§ **Énoncé de tâche**
Poursuivez, s'il vous plaît, le texte sur l'intérêt des Tunisiens pour la politique selon les régions, à la suite de sa dernière phrase.

On ne le sait que trop: un fossé sépare les grandes villes côtières de l’intérieur du pays en matière de niveau de développement économique et social. Mais ce «gap» se manifeste-t-il dans le champ politique? Le sondage récemment réalisé par Global Management Services (GMS) sur «Les Tunisiens et la politique après le 14 janvier» apporte de premiers éléments de réponse à cette question.
On a déjà vu (Les Tunisiens sont-ils politiquement au centre?) qu’en réponse à la question sur leur perception de la politique (comment ça vous touche?), 40% des Tunisiens affirment, à l’échelle nationale, qu’elle les intéresse «beaucoup», 48% «uniquement aux grandes occasions (élections, remaniement, etc.)», et 12% sont indifférents.
Toutefois, ces réponses varient d’une région à une autre. Ainsi, le segment de la population très intéressé par la politique est le plus important dans le Grand Tunis (41,90%), devant le Centre Est (40,90%), le Sud (39,40%), le Nord Est (39,10%), le Nord Ouest (38,50%) et le Centre Ouest (28,00%).

§ **Extrait des données**
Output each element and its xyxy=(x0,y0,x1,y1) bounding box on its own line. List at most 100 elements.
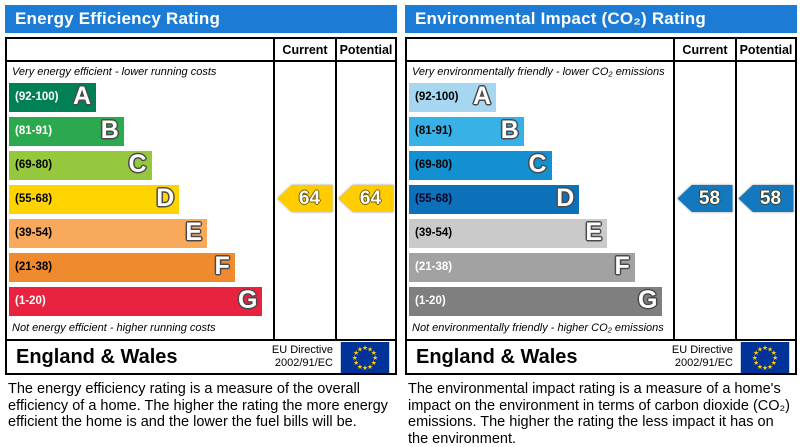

§ **Réponse attendue**
L’intérêt occasionnel est le plus fort dans le Nord-ouest (53,80%), le Grand Tunis (49,40%), le Sud (47,00%), le Centre-ouest (46,70%), le Centre-est (45,70%) et le Nord-est (45,30%).
Enfin, l’indifférence face au facteur politique est la plus forte dans le Centre-ouest (25,30%), loin devant le Nord-est (15,60%), le Sud (13,60%) et le Centre Est (13,40%) –avec pour ces quatre régions un taux supérieur à la moyenne nationale (12%)-, le Grand Tunis (8,70%) et le Nord-ouest (7,70%).
Les Tunisiens ont une perception différente, selon leur région d’appartenance, des questions préoccupantes et qu’il convient de «résoudre en premier lieu». Si «garantir la sécurité des hommes et des biens» arrivent en tête dans 70,10% des cas à l’échelle nationale, cette barre est franchie dans le Nord-est (79,70%) et le Grand Tunis (71,10%), alors que le Centre-est est légèrement en deçà (69,30%), suivi du Nord-ouest (66,70%) et du Centre-ouest (53,30%).
Ce Centre-ouest, qui est le moins sensible à la problématique sécuritaire, est la région qui attache la plus grande importance (60%, contre 50,50% à l’échelle nationale) à la résorption du chômage, légèrement devant le Nord-est (59,40%) et le Nord-ouest (59%). Le Centre-est et le Grand Tunis ferment la marche respectivement avec 48,80% et 46,40%.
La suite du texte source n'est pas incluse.